---------- RECORDS SHOWN

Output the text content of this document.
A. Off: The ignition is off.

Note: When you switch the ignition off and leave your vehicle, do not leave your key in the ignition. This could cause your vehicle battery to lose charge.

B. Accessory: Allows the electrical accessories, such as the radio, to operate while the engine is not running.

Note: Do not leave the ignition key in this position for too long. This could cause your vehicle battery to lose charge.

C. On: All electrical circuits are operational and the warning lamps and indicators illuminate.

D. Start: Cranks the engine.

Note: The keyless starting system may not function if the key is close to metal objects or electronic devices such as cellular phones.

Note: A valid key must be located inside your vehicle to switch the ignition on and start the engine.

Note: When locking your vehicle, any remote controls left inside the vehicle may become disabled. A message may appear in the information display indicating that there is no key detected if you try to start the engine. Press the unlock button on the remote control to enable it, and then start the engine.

--------------------

WHAT YOU HAVE TO DO: Single out each line of the records above with the string "switch" in it, and copy it.

WRITTEN SOLUTION:
Note: When you switch the ignition off and leave your vehicle, do not leave your key in the ignition. This could cause your vehicle battery to lose charge.
Note: A valid key must be located inside your vehicle to switch the ignition on and start the engine.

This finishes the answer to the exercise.